• _What is required_: Take the material below and write it all out again exactly.

------ Extracted entries

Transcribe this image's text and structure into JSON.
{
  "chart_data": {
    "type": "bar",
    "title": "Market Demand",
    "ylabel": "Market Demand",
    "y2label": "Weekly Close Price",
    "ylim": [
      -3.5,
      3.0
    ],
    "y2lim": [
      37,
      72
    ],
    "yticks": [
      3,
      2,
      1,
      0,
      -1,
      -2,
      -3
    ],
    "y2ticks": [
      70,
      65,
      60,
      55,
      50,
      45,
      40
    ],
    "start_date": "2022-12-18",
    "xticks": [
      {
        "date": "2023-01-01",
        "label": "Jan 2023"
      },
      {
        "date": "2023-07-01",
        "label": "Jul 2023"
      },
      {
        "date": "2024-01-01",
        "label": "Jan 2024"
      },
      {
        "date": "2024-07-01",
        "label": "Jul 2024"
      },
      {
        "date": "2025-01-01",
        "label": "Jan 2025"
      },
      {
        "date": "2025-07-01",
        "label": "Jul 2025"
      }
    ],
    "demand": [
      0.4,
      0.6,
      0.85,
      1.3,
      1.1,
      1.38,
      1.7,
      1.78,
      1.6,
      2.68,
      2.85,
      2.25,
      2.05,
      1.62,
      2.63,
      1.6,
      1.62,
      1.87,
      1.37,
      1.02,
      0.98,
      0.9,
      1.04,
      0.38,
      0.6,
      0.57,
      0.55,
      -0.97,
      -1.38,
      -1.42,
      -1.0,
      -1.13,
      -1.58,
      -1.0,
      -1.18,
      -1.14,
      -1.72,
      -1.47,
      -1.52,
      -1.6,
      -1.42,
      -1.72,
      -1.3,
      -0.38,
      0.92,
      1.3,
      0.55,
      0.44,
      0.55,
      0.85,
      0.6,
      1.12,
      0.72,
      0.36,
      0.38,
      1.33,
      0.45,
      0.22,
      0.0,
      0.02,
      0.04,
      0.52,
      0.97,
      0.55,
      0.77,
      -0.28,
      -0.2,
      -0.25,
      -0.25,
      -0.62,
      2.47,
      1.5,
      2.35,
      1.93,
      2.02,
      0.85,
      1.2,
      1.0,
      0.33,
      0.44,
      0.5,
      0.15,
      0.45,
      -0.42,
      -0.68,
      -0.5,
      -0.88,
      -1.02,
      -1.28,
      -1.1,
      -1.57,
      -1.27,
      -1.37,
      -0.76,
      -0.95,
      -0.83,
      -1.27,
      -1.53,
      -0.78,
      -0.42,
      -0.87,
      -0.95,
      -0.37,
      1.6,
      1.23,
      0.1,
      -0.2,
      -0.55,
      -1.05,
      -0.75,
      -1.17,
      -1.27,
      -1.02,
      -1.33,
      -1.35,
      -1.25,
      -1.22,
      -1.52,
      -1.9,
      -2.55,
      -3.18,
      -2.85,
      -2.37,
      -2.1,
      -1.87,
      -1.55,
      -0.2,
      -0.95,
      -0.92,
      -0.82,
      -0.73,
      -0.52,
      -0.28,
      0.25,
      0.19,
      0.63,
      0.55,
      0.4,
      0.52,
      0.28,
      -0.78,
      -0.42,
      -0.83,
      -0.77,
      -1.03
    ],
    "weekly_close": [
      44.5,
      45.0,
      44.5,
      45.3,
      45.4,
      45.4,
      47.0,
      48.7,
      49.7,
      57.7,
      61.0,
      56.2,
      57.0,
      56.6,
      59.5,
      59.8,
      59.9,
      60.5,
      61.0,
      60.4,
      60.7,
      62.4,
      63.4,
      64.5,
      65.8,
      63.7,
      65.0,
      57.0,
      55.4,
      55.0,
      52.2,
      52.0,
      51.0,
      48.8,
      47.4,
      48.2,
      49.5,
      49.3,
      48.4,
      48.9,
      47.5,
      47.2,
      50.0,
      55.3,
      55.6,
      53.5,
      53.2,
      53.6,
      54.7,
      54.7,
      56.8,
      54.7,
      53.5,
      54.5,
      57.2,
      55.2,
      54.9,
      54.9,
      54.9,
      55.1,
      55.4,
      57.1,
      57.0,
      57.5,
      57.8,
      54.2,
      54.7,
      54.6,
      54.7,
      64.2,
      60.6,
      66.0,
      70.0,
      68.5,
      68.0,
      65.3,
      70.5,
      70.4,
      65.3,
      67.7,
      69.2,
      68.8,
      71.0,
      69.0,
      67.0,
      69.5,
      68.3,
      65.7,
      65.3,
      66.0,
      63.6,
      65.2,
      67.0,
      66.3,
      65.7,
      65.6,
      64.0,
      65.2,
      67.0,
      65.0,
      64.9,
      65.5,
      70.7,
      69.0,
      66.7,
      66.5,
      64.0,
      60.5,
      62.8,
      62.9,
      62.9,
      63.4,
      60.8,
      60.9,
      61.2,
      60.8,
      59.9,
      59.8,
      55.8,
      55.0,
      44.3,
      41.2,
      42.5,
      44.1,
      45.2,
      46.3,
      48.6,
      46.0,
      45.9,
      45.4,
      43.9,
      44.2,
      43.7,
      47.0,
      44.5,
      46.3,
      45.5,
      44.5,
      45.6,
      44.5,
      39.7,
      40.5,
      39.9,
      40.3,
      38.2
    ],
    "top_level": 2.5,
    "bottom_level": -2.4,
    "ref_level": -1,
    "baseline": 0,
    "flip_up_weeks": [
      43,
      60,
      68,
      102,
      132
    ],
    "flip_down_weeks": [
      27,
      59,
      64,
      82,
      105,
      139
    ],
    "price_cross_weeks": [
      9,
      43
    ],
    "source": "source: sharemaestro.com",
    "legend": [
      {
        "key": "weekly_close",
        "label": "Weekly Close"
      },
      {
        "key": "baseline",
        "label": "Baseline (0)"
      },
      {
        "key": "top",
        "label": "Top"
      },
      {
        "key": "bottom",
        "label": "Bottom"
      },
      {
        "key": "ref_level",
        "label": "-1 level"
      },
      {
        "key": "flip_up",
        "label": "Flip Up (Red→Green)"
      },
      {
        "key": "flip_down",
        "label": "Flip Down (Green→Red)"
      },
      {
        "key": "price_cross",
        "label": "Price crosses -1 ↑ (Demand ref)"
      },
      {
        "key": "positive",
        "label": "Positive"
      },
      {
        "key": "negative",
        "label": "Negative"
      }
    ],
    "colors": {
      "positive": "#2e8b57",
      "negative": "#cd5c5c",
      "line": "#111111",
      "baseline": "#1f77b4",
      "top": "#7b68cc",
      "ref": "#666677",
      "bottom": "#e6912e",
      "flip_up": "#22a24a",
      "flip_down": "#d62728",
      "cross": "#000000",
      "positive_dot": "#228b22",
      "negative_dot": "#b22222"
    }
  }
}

------------

• _Answer to this task_:
Transcribe this image's text and structure into JSON.
{
  "chart_data": {
    "type": "bar",
    "title": "Market Demand",
    "ylabel": "Market Demand",
    "y2label": "Weekly Close Price",
    "ylim": [
      -3.5,
      3.0
    ],
    "y2lim": [
      37,
      72
    ],
    "yticks": [
      3,
      2,
      1,
      0,
      -1,
      -2,
      -3
    ],
    "y2ticks": [
      70,
      65,
      60,
      55,
      50,
      45,
      40
    ],
    "start_date": "2022-12-18",
    "xticks": [
      {
        "date": "2023-01-01",
        "label": "Jan 2023"
      },
      {
        "date": "2023-07-01",
        "label": "Jul 2023"
      },
      {
        "date": "2024-01-01",
        "label": "Jan 2024"
      },
      {
        "date": "2024-07-01",
        "label": "Jul 2024"
      },
      {
        "date": "2025-01-01",
        "label": "Jan 2025"
      },
      {
        "date": "2025-07-01",
        "label": "Jul 2025"
      }
    ],
    "demand": [
      0.4,
      0.6,
      0.85,
      1.3,
      1.1,
      1.38,
      1.7,
      1.78,
      1.6,
      2.68,
      2.85,
      2.25,
      2.05,
      1.62,
      2.63,
      1.6,
      1.62,
      1.87,
      1.37,
      1.02,
      0.98,
      0.9,
      1.04,
      0.38,
      0.6,
      0.57,
      0.55,
      -0.97,
      -1.38,
      -1.42,
      -1.0,
      -1.13,
      -1.58,
      -1.0,
      -1.18,
      -1.14,
      -1.72,
      -1.47,
      -1.52,
      -1.6,
      -1.42,
      -1.72,
      -1.3,
      -0.38,
      0.92,
      1.3,
      0.55,
      0.44,
      0.55,
      0.85,
      0.6,
      1.12,
      0.72,
      0.36,
      0.38,
      1.33,
      0.45,
      0.22,
      0.0,
      0.02,
      0.04,
      0.52,
      0.97,
      0.55,
      0.77,
      -0.28,
      -0.2,
      -0.25,
      -0.25,
      -0.62,
      2.47,
      1.5,
      2.35,
      1.93,
      2.02,
      0.85,
      1.2,
      1.0,
      0.33,
      0.44,
      0.5,
      0.15,
      0.45,
      -0.42,
      -0.68,
      -0.5,
      -0.88,
      -1.02,
      -1.28,
      -1.1,
      -1.57,
      -1.27,
      -1.37,
      -0.76,
      -0.95,
      -0.83,
      -1.27,
      -1.53,
      -0.78,
      -0.42,
      -0.87,
      -0.95,
      -0.37,
      1.6,
      1.23,
      0.1,
      -0.2,
      -0.55,
      -1.05,
      -0.75,
      -1.17,
      -1.27,
      -1.02,
      -1.33,
      -1.35,
      -1.25,
      -1.22,
      -1.52,
      -1.9,
      -2.55,
      -3.18,
      -2.85,
      -2.37,
      -2.1,
      -1.87,
      -1.55,
      -0.2,
      -0.95,
      -0.92,
      -0.82,
      -0.73,
      -0.52,
      -0.28,
      0.25,
      0.19,
      0.63,
      0.55,
      0.4,
      0.52,
      0.28,
      -0.78,
      -0.42,
      -0.83,
      -0.77,
      -1.03
    ],
    "weekly_close": [
      44.5,
      45.0,
      44.5,
      45.3,
      45.4,
      45.4,
      47.0,
      48.7,
      49.7,
      57.7,
      61.0,
      56.2,
      57.0,
      56.6,
      59.5,
      59.8,
      59.9,
      60.5,
      61.0,
      60.4,
      60.7,
      62.4,
      63.4,
      64.5,
      65.8,
      63.7,
      65.0,
      57.0,
      55.4,
      55.0,
      52.2,
      52.0,
      51.0,
      48.8,
      47.4,
      48.2,
      49.5,
      49.3,
      48.4,
      48.9,
      47.5,
      47.2,
      50.0,
      55.3,
      55.6,
      53.5,
      53.2,
      53.6,
      54.7,
      54.7,
      56.8,
      54.7,
      53.5,
      54.5,
      57.2,
      55.2,
      54.9,
      54.9,
      54.9,
      55.1,
      55.4,
      57.1,
      57.0,
      57.5,
      57.8,
      54.2,
      54.7,
      54.6,
      54.7,
      64.2,
      60.6,
      66.0,
      70.0,
      68.5,
      68.0,
      65.3,
      70.5,
      70.4,
      65.3,
      67.7,
      69.2,
      68.8,
      71.0,
      69.0,
      67.0,
      69.5,
      68.3,
      65.7,
      65.3,
      66.0,
      63.6,
      65.2,
      67.0,
      66.3,
      65.7,
      65.6,
      64.0,
      65.2,
      67.0,
      65.0,
      64.9,
      65.5,
      70.7,
      69.0,
      66.7,
      66.5,
      64.0,
      60.5,
      62.8,
      62.9,
      62.9,
      63.4,
      60.8,
      60.9,
      61.2,
      60.8,
      59.9,
      59.8,
      55.8,
      55.0,
      44.3,
      41.2,
      42.5,
      44.1,
      45.2,
      46.3,
      48.6,
      46.0,
      45.9,
      45.4,
      43.9,
      44.2,
      43.7,
      47.0,
      44.5,
      46.3,
      45.5,
      44.5,
      45.6,
      44.5,
      39.7,
      40.5,
      39.9,
      40.3,
      38.2
    ],
    "top_level": 2.5,
    "bottom_level": -2.4,
    "ref_level": -1,
    "baseline": 0,
    "flip_up_weeks": [
      43,
      60,
      68,
      102,
      132
    ],
    "flip_down_weeks": [
      27,
      59,
      64,
      82,
      105,
      139
    ],
    "price_cross_weeks": [
      9,
      43
    ],
    "source": "source: sharemaestro.com",
    "legend": [
      {
        "key": "weekly_close",
        "label": "Weekly Close"
      },
      {
        "key": "baseline",
        "label": "Baseline (0)"
      },
      {
        "key": "top",
        "label": "Top"
      },
      {
        "key": "bottom",
        "label": "Bottom"
      },
      {
        "key": "ref_level",
        "label": "-1 level"
      },
      {
        "key": "flip_up",
        "label": "Flip Up (Red→Green)"
      },
      {
        "key": "flip_down",
        "label": "Flip Down (Green→Red)"
      },
      {
        "key": "price_cross",
        "label": "Price crosses -1 ↑ (Demand ref)"
      },
      {
        "key": "positive",
        "label": "Positive"
      },
      {
        "key": "negative",
        "label": "Negative"
      }
    ],
    "colors": {
      "positive": "#2e8b57",
      "negative": "#cd5c5c",
      "line": "#111111",
      "baseline": "#1f77b4",
      "top": "#7b68cc",
      "ref": "#666677",
      "bottom": "#e6912e",
      "flip_up": "#22a24a",
      "flip_down": "#d62728",
      "cross": "#000000",
      "positive_dot": "#228b22",
      "negative_dot": "#b22222"
    }
  }
}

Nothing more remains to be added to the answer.